**What is required:**
Identify the lines that contain the string "data", then copy each of them.

**Stored rows:**
● ● ● ● ●
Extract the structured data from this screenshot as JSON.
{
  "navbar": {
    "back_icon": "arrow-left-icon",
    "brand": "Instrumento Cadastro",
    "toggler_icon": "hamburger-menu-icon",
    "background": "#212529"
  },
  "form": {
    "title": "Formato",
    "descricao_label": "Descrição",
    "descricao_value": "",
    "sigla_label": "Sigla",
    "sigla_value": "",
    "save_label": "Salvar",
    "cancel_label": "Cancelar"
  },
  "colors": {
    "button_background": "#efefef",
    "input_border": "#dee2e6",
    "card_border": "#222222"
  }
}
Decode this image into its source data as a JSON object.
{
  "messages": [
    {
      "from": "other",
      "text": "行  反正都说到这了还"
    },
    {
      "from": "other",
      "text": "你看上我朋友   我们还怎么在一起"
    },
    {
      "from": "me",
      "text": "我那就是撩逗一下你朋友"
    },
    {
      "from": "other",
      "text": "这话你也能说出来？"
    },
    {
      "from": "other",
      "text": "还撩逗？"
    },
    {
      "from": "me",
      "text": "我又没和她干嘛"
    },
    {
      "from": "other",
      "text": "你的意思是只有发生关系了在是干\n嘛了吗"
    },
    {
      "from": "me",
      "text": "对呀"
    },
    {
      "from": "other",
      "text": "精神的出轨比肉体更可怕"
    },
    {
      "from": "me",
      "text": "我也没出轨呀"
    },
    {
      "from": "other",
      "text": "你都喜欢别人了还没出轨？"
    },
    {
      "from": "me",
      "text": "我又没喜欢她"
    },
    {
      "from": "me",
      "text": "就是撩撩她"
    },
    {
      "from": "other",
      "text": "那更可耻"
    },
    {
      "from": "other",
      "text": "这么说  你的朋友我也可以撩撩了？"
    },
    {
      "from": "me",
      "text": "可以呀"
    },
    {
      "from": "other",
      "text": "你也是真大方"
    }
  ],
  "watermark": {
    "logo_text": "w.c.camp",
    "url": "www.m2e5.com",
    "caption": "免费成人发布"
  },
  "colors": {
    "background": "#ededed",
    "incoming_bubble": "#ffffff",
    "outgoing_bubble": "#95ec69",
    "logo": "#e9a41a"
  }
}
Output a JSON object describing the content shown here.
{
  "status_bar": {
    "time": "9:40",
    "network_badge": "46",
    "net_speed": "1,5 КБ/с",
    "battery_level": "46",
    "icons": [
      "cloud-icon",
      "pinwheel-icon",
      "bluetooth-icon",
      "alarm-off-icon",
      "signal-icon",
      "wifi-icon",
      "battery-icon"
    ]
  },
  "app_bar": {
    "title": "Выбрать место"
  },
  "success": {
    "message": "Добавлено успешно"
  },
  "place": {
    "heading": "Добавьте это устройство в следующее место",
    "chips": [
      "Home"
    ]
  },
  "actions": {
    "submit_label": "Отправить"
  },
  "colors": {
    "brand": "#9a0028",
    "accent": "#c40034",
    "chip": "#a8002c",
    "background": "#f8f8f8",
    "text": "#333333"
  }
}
● ● ● ● ●
**The solution:**
Extract the structured data from this screenshot as JSON.
Decode this image into its source data as a JSON object.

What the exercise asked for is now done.